## START DATA ROWS

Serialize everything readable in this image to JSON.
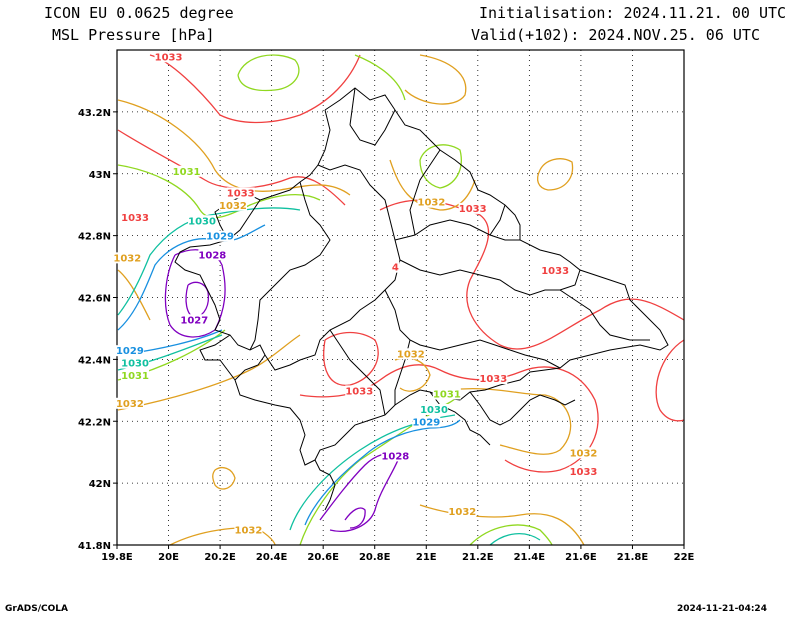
{
  "header": {
    "model": "ICON EU 0.0625 degree",
    "variable": "MSL Pressure [hPa]",
    "init": "Initialisation: 2024.11.21. 00 UTC",
    "valid": "Valid(+102): 2024.NOV.25. 06 UTC"
  },
  "footer": {
    "credit": "GrADS/COLA",
    "timestamp": "2024-11-21-04:24"
  },
  "axes": {
    "lon_ticks": [
      "19.8E",
      "20E",
      "20.2E",
      "20.4E",
      "20.6E",
      "20.8E",
      "21E",
      "21.2E",
      "21.4E",
      "21.6E",
      "21.8E",
      "22E"
    ],
    "lat_ticks": [
      "43.2N",
      "43N",
      "42.8N",
      "42.6N",
      "42.4N",
      "42.2N",
      "42N",
      "41.8N"
    ],
    "lon_range": [
      19.8,
      22.0
    ],
    "lat_range": [
      41.8,
      43.4
    ],
    "grid": "dotted"
  },
  "contour_colors": {
    "1027": "#8000c0",
    "1028": "#8000c0",
    "1029": "#1890e0",
    "1030": "#10c0a0",
    "1031": "#90d820",
    "1032": "#e0a020",
    "1033": "#f04040"
  },
  "contour_labels": [
    {
      "value": "1033",
      "lon": 20.0,
      "lat": 43.37
    },
    {
      "value": "1031",
      "lon": 20.07,
      "lat": 43.0
    },
    {
      "value": "1033",
      "lon": 20.28,
      "lat": 42.93
    },
    {
      "value": "1032",
      "lon": 20.25,
      "lat": 42.89
    },
    {
      "value": "1033",
      "lon": 19.87,
      "lat": 42.85
    },
    {
      "value": "1030",
      "lon": 20.13,
      "lat": 42.84
    },
    {
      "value": "1029",
      "lon": 20.2,
      "lat": 42.79
    },
    {
      "value": "1028",
      "lon": 20.17,
      "lat": 42.73
    },
    {
      "value": "1032",
      "lon": 19.84,
      "lat": 42.72
    },
    {
      "value": "1027",
      "lon": 20.1,
      "lat": 42.52
    },
    {
      "value": "1029",
      "lon": 19.85,
      "lat": 42.42
    },
    {
      "value": "1030",
      "lon": 19.87,
      "lat": 42.38
    },
    {
      "value": "1031",
      "lon": 19.87,
      "lat": 42.34
    },
    {
      "value": "1032",
      "lon": 19.85,
      "lat": 42.25
    },
    {
      "value": "1032",
      "lon": 21.02,
      "lat": 42.9
    },
    {
      "value": "1033",
      "lon": 21.18,
      "lat": 42.88
    },
    {
      "value": "1033",
      "lon": 21.5,
      "lat": 42.68
    },
    {
      "value": "1032",
      "lon": 20.94,
      "lat": 42.41
    },
    {
      "value": "1033",
      "lon": 21.26,
      "lat": 42.33
    },
    {
      "value": "1033",
      "lon": 20.74,
      "lat": 42.29
    },
    {
      "value": "1031",
      "lon": 21.08,
      "lat": 42.28
    },
    {
      "value": "1030",
      "lon": 21.03,
      "lat": 42.23
    },
    {
      "value": "1029",
      "lon": 21.0,
      "lat": 42.19
    },
    {
      "value": "1028",
      "lon": 20.88,
      "lat": 42.08
    },
    {
      "value": "1032",
      "lon": 21.61,
      "lat": 42.09
    },
    {
      "value": "1033",
      "lon": 21.61,
      "lat": 42.03
    },
    {
      "value": "1032",
      "lon": 21.14,
      "lat": 41.9
    },
    {
      "value": "1032",
      "lon": 20.31,
      "lat": 41.84
    },
    {
      "value": "4",
      "lon": 20.88,
      "lat": 42.69
    }
  ]
}
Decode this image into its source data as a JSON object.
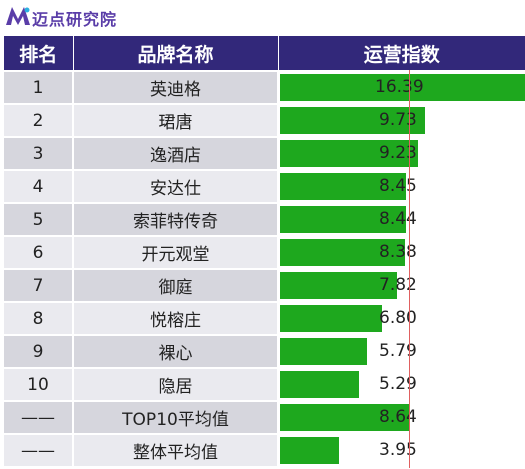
{
  "logo": {
    "text": "迈点研究院",
    "icon": "md-logo-icon",
    "color": "#5a3da8"
  },
  "chart_data": {
    "type": "table",
    "columns": [
      "排名",
      "品牌名称",
      "运营指数"
    ],
    "rows": [
      {
        "rank": "1",
        "brand": "英迪格",
        "value": 16.39
      },
      {
        "rank": "2",
        "brand": "珺唐",
        "value": 9.73
      },
      {
        "rank": "3",
        "brand": "逸酒店",
        "value": 9.23
      },
      {
        "rank": "4",
        "brand": "安达仕",
        "value": 8.45
      },
      {
        "rank": "5",
        "brand": "索菲特传奇",
        "value": 8.44
      },
      {
        "rank": "6",
        "brand": "开元观堂",
        "value": 8.38
      },
      {
        "rank": "7",
        "brand": "御庭",
        "value": 7.82
      },
      {
        "rank": "8",
        "brand": "悦榕庄",
        "value": 6.8
      },
      {
        "rank": "9",
        "brand": "裸心",
        "value": 5.79
      },
      {
        "rank": "10",
        "brand": "隐居",
        "value": 5.29
      },
      {
        "rank": "——",
        "brand": "TOP10平均值",
        "value": 8.64
      },
      {
        "rank": "——",
        "brand": "整体平均值",
        "value": 3.95
      }
    ],
    "value_labels": [
      "16.39",
      "9.73",
      "9.23",
      "8.45",
      "8.44",
      "8.38",
      "7.82",
      "6.80",
      "5.79",
      "5.29",
      "8.64",
      "3.95"
    ],
    "bar_max": 16.39,
    "reference_line_value": 8.64,
    "colors": {
      "header": "#32287a",
      "bar": "#1ea81e",
      "reference_line": "#e06060",
      "row_odd": "#d6d6dd",
      "row_even": "#eaeaef"
    }
  }
}
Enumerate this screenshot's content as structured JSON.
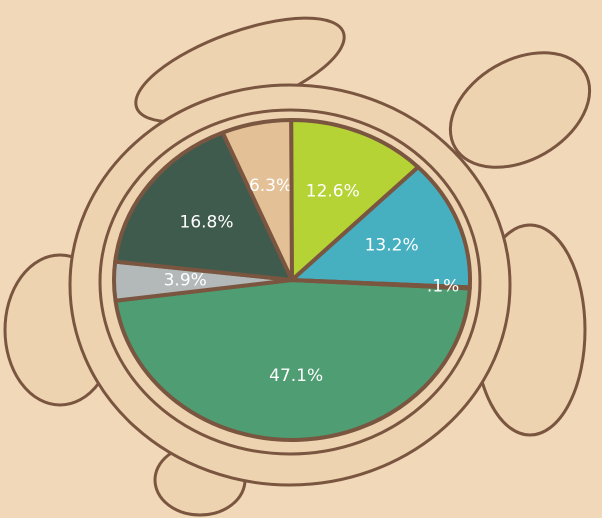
{
  "chart_data": {
    "type": "pie",
    "categories": [
      null,
      null,
      null,
      null,
      null,
      null,
      null
    ],
    "values": [
      47.1,
      3.9,
      16.8,
      6.3,
      12.6,
      13.2,
      0.1
    ],
    "value_labels": [
      "47.1%",
      "3.9%",
      "16.8%",
      "6.3%",
      "12.6%",
      "13.2%",
      ".1%"
    ],
    "colors": [
      "#4f9d72",
      "#b3b8b8",
      "#3f5b4d",
      "#e4c097",
      "#b6d335",
      "#46b0c1",
      "#b5541a"
    ]
  }
}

## END DATA ROWS

Go to the line containing "Enumerate this screenshot's", then write out word for word every line from there to the end of the listing. Keep both end lines and drop the pictures.

▶ [PROBLEM SOLUTION]
Enumerate this screenshot's content as structured JSON.
{
  "chart_data": {
    "type": "pie",
    "categories": [
      null,
      null,
      null,
      null,
      null,
      null,
      null
    ],
    "values": [
      47.1,
      3.9,
      16.8,
      6.3,
      12.6,
      13.2,
      0.1
    ],
    "value_labels": [
      "47.1%",
      "3.9%",
      "16.8%",
      "6.3%",
      "12.6%",
      "13.2%",
      ".1%"
    ],
    "colors": [
      "#4f9d72",
      "#b3b8b8",
      "#3f5b4d",
      "#e4c097",
      "#b6d335",
      "#46b0c1",
      "#b5541a"
    ]
  }
}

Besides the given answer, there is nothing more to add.